EXERCISE DIRECTIONS =>
The records below must be duplicated exactly, character for character.
***** EXERCISE DATA
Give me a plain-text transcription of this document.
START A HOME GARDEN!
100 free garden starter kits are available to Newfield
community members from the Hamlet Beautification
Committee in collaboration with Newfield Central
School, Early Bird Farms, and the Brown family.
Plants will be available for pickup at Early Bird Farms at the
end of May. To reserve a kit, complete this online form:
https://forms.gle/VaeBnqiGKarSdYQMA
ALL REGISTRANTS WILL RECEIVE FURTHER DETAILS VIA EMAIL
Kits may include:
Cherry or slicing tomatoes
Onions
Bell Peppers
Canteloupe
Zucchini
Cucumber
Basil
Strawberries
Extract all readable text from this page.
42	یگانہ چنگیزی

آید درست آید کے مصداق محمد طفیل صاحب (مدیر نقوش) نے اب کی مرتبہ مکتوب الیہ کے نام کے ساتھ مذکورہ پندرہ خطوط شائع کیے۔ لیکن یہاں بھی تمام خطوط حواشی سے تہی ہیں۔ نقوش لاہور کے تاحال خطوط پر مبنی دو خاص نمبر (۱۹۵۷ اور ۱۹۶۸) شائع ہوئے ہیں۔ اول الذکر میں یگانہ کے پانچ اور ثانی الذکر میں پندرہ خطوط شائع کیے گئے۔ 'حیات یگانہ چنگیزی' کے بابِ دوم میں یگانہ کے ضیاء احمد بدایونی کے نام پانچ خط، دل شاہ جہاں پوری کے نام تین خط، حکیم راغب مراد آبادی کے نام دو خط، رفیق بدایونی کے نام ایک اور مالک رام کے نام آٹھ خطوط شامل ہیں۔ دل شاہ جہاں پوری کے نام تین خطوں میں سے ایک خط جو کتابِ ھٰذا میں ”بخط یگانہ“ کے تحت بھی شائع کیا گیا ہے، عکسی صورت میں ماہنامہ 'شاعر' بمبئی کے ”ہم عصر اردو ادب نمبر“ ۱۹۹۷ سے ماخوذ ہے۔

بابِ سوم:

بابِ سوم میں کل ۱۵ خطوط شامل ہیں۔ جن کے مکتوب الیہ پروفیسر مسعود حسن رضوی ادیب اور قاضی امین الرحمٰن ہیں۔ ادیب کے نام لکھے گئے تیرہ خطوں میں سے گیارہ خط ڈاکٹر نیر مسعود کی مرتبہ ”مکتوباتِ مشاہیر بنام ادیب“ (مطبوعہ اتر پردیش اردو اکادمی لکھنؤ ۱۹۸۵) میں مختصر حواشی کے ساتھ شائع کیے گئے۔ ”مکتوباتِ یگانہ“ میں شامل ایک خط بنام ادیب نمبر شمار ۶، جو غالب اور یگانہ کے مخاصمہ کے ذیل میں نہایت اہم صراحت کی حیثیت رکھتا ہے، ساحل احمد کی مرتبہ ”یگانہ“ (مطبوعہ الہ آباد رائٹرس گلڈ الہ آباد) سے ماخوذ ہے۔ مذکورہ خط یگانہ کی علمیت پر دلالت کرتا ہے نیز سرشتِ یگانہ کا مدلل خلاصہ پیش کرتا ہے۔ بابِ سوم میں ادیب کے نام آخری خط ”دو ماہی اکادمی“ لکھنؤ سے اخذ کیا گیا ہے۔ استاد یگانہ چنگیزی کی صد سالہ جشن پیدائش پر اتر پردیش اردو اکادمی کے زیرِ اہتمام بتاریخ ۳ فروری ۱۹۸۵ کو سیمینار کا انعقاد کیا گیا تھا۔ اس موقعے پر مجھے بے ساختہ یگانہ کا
**********
TASK RESPONSE =>
Give me a plain-text transcription of this document.
START A HOME GARDEN!
100 free garden starter kits are available to Newfield
community members from the Hamlet Beautification
Committee in collaboration with Newfield Central
School, Early Bird Farms, and the Brown family.
Plants will be available for pickup at Early Bird Farms at the
end of May. To reserve a kit, complete this online form:
https://forms.gle/VaeBnqiGKarSdYQMA
ALL REGISTRANTS WILL RECEIVE FURTHER DETAILS VIA EMAIL
Kits may include:
Cherry or slicing tomatoes
Onions
Bell Peppers
Canteloupe
Zucchini
Cucumber
Basil
Strawberries
Extract all readable text from this page.
42	یگانہ چنگیزی

آید درست آید کے مصداق محمد طفیل صاحب (مدیر نقوش) نے اب کی مرتبہ مکتوب الیہ کے نام کے ساتھ مذکورہ پندرہ خطوط شائع کیے۔ لیکن یہاں بھی تمام خطوط حواشی سے تہی ہیں۔ نقوش لاہور کے تاحال خطوط پر مبنی دو خاص نمبر (۱۹۵۷ اور ۱۹۶۸) شائع ہوئے ہیں۔ اول الذکر میں یگانہ کے پانچ اور ثانی الذکر میں پندرہ خطوط شائع کیے گئے۔ 'حیات یگانہ چنگیزی' کے بابِ دوم میں یگانہ کے ضیاء احمد بدایونی کے نام پانچ خط، دل شاہ جہاں پوری کے نام تین خط، حکیم راغب مراد آبادی کے نام دو خط، رفیق بدایونی کے نام ایک اور مالک رام کے نام آٹھ خطوط شامل ہیں۔ دل شاہ جہاں پوری کے نام تین خطوں میں سے ایک خط جو کتابِ ھٰذا میں ”بخط یگانہ“ کے تحت بھی شائع کیا گیا ہے، عکسی صورت میں ماہنامہ 'شاعر' بمبئی کے ”ہم عصر اردو ادب نمبر“ ۱۹۹۷ سے ماخوذ ہے۔

بابِ سوم:

بابِ سوم میں کل ۱۵ خطوط شامل ہیں۔ جن کے مکتوب الیہ پروفیسر مسعود حسن رضوی ادیب اور قاضی امین الرحمٰن ہیں۔ ادیب کے نام لکھے گئے تیرہ خطوں میں سے گیارہ خط ڈاکٹر نیر مسعود کی مرتبہ ”مکتوباتِ مشاہیر بنام ادیب“ (مطبوعہ اتر پردیش اردو اکادمی لکھنؤ ۱۹۸۵) میں مختصر حواشی کے ساتھ شائع کیے گئے۔ ”مکتوباتِ یگانہ“ میں شامل ایک خط بنام ادیب نمبر شمار ۶، جو غالب اور یگانہ کے مخاصمہ کے ذیل میں نہایت اہم صراحت کی حیثیت رکھتا ہے، ساحل احمد کی مرتبہ ”یگانہ“ (مطبوعہ الہ آباد رائٹرس گلڈ الہ آباد) سے ماخوذ ہے۔ مذکورہ خط یگانہ کی علمیت پر دلالت کرتا ہے نیز سرشتِ یگانہ کا مدلل خلاصہ پیش کرتا ہے۔ بابِ سوم میں ادیب کے نام آخری خط ”دو ماہی اکادمی“ لکھنؤ سے اخذ کیا گیا ہے۔ استاد یگانہ چنگیزی کی صد سالہ جشن پیدائش پر اتر پردیش اردو اکادمی کے زیرِ اہتمام بتاریخ ۳ فروری ۱۹۸۵ کو سیمینار کا انعقاد کیا گیا تھا۔ اس موقعے پر مجھے بے ساختہ یگانہ کا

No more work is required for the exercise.